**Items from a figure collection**
────

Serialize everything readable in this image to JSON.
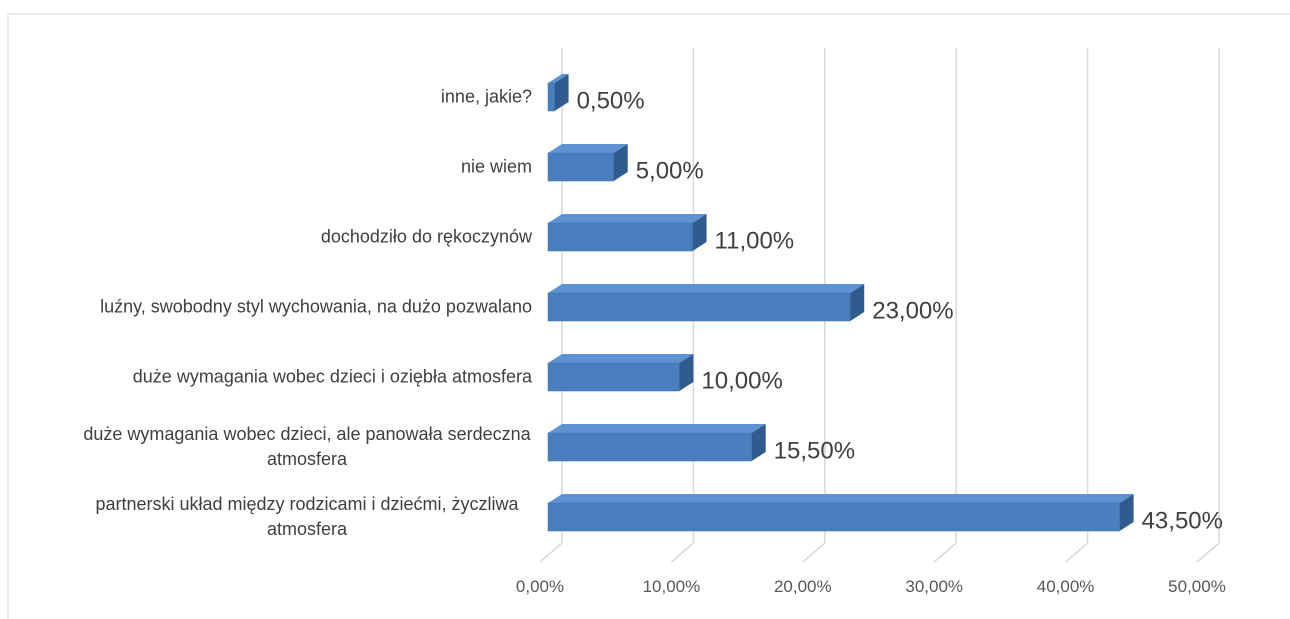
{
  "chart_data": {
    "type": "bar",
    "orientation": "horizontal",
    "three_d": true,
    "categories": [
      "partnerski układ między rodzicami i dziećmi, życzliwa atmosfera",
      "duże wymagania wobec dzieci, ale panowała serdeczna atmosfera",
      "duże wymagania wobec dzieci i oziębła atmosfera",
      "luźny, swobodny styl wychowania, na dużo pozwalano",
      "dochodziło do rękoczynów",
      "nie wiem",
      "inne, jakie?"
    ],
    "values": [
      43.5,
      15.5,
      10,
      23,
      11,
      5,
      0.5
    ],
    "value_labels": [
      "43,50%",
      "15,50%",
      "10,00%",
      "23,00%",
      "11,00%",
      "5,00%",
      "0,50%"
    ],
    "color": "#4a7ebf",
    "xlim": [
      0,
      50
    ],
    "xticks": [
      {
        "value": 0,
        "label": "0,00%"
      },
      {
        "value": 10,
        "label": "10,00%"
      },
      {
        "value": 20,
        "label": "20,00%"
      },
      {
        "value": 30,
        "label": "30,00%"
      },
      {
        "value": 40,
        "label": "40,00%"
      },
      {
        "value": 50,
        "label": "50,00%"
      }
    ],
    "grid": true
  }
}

────

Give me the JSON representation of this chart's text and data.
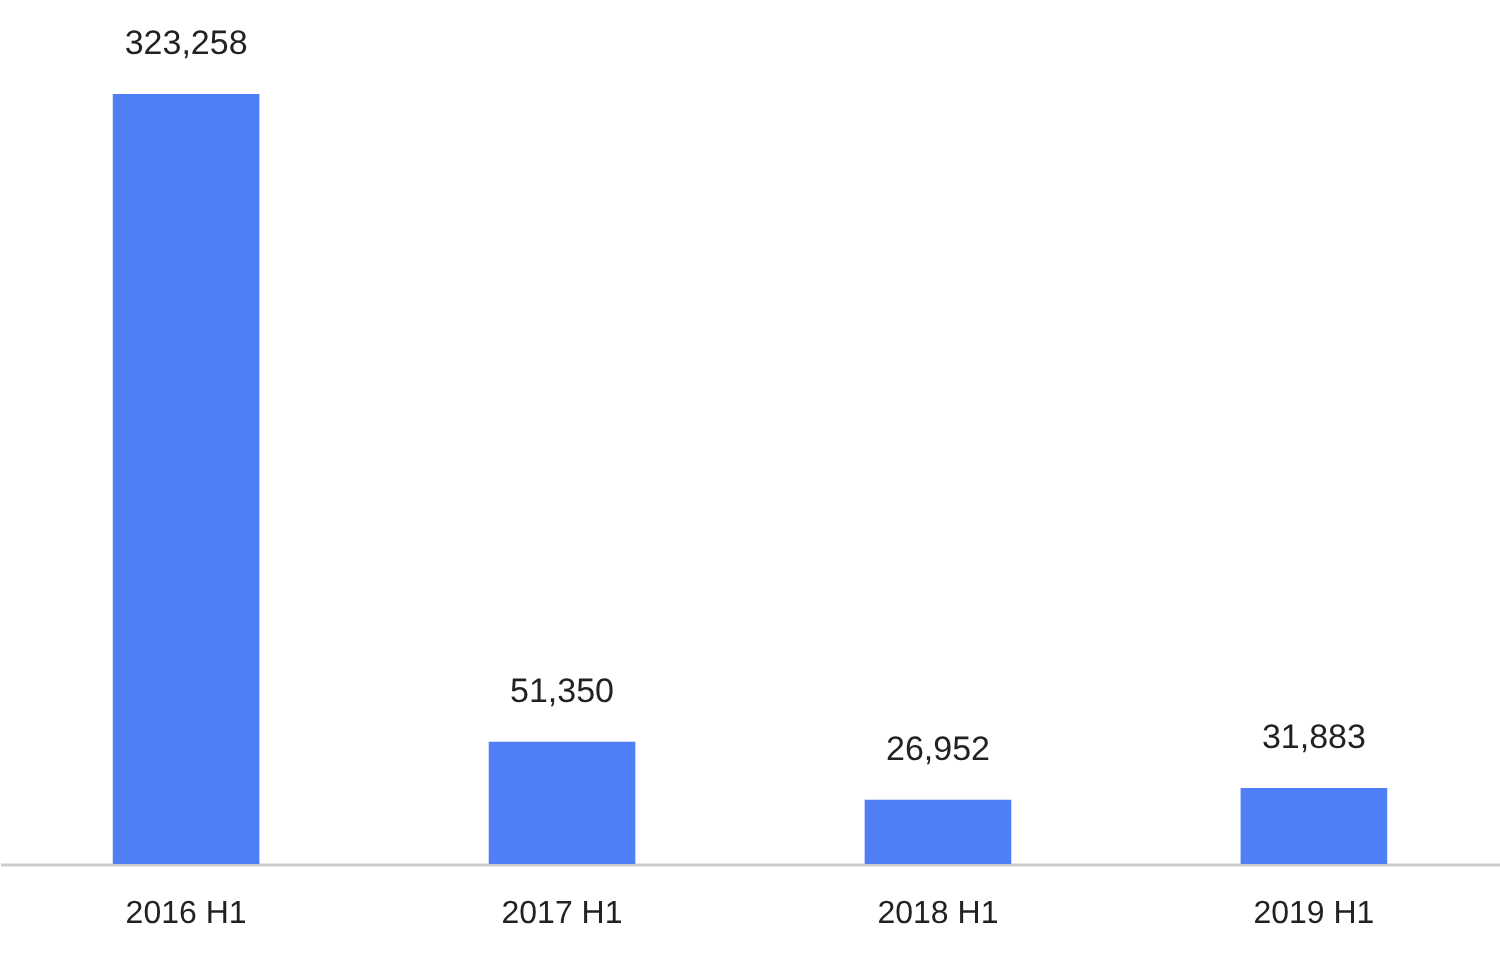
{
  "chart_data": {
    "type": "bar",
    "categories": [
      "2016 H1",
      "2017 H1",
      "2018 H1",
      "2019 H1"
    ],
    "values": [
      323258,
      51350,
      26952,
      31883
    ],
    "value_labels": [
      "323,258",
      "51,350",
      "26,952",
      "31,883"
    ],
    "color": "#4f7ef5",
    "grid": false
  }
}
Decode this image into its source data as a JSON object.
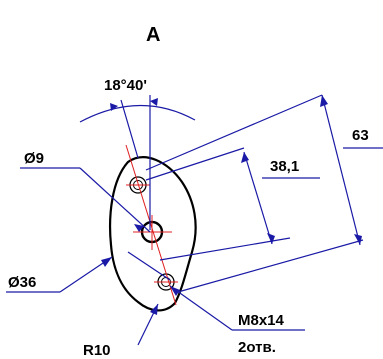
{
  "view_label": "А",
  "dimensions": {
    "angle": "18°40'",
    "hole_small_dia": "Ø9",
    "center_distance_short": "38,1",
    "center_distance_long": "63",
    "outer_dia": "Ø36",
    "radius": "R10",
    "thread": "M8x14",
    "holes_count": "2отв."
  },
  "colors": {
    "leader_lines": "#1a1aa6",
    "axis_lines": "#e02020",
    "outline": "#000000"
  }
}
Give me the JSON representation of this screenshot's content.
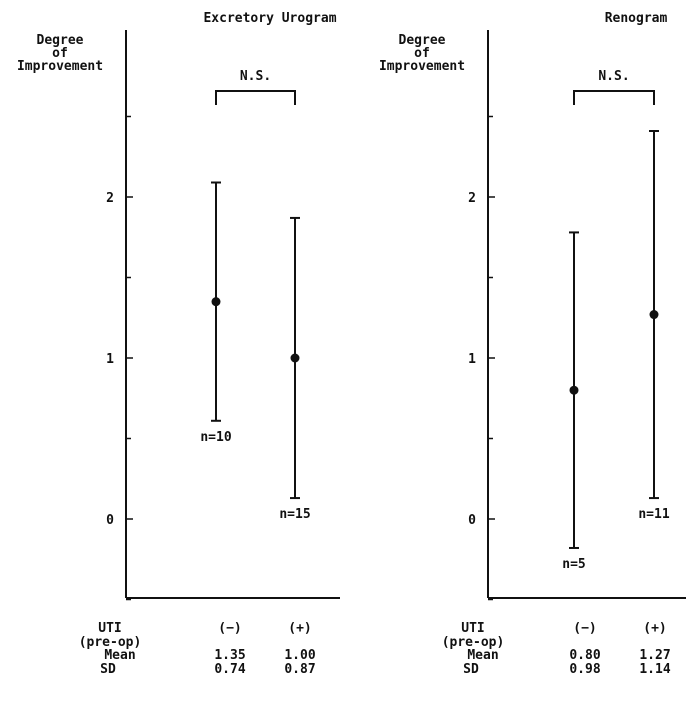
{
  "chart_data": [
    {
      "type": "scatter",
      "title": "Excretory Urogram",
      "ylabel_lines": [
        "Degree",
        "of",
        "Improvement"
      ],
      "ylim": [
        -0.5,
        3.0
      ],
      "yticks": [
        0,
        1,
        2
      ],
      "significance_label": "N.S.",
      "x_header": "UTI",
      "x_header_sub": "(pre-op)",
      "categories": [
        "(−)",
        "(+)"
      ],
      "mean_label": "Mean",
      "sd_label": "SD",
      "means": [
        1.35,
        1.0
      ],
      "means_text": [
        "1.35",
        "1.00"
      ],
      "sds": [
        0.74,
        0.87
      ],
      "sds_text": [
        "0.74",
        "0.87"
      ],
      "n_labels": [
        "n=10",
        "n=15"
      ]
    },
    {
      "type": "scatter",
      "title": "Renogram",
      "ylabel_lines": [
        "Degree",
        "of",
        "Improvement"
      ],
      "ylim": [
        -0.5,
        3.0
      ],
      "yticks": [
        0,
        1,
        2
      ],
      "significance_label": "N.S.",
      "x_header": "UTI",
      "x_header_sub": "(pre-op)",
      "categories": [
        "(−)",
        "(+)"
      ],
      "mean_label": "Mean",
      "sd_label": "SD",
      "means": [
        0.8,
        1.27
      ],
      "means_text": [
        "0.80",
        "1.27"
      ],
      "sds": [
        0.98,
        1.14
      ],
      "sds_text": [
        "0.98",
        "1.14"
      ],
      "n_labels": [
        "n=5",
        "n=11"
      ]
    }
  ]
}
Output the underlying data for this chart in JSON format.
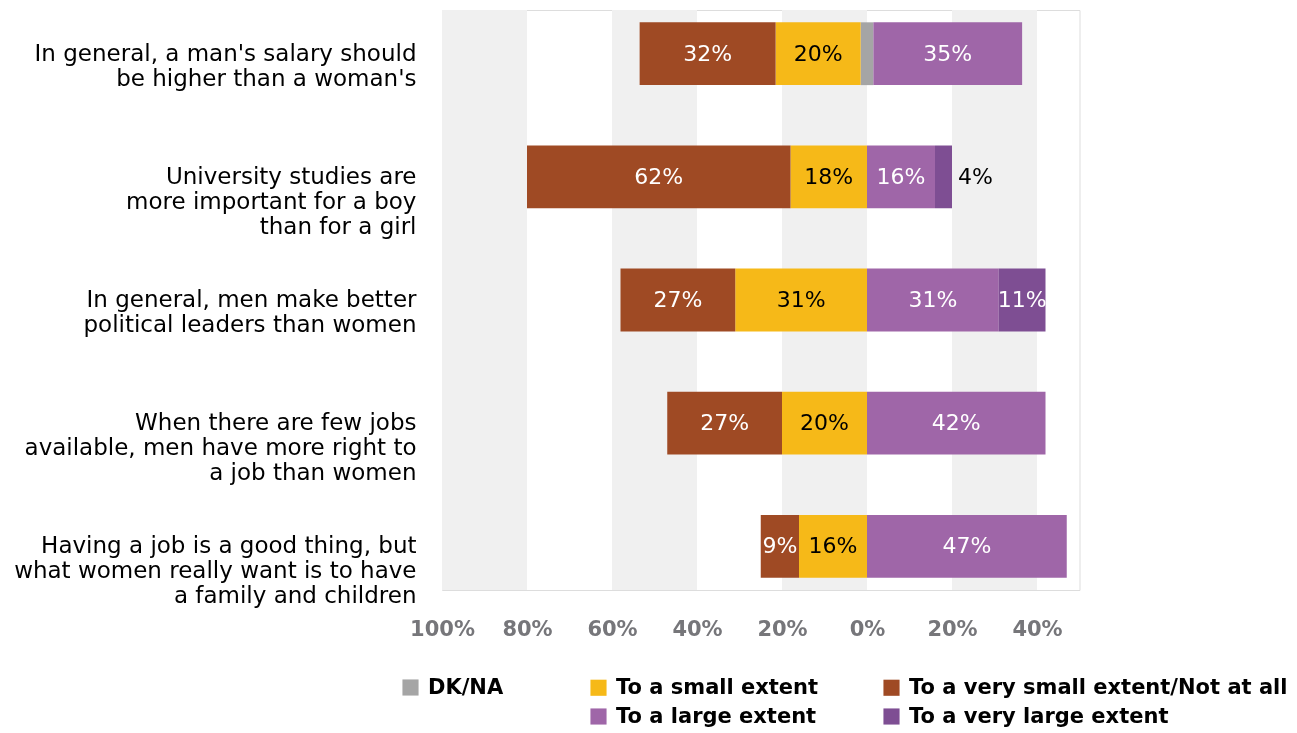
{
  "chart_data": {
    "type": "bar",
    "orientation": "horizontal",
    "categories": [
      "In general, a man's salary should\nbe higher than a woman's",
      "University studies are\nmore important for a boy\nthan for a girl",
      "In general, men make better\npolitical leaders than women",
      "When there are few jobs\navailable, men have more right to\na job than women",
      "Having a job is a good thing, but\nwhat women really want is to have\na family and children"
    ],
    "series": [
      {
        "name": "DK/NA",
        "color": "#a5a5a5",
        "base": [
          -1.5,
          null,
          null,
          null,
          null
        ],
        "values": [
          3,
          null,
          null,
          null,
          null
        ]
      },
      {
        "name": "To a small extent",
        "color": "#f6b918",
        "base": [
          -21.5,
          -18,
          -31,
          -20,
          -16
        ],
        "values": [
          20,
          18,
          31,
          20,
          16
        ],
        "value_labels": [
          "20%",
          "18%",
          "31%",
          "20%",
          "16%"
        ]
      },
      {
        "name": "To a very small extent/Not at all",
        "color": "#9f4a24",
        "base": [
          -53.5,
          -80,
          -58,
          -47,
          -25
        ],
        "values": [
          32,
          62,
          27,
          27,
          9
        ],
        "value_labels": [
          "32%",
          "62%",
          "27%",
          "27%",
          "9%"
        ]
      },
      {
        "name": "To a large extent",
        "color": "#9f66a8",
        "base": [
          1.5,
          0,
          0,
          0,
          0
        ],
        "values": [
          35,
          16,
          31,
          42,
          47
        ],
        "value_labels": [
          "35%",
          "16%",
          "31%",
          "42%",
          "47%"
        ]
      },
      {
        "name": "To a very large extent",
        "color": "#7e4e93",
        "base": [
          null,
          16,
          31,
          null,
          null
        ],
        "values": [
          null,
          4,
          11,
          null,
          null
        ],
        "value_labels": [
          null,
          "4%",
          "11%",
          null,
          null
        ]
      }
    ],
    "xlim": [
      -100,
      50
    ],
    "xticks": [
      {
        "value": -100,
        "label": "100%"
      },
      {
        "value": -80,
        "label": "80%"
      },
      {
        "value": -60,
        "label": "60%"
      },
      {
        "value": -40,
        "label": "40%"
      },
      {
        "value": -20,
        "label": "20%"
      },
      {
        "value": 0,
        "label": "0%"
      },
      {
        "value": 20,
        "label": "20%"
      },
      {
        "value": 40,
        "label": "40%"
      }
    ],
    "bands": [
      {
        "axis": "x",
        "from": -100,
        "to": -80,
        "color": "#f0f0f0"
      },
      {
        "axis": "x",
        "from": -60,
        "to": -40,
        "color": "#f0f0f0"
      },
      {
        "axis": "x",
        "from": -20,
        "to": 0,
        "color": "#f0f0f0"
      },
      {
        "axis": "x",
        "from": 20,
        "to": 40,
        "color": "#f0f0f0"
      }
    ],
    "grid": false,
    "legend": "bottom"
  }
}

────

**AIM OF THE TASK**
Pull out all lines containing "Give".

**COMPLETE OUTPUT**
Give me the JSON representation of this chart's text and data.
Give me the JSON representation of this screenshot's content.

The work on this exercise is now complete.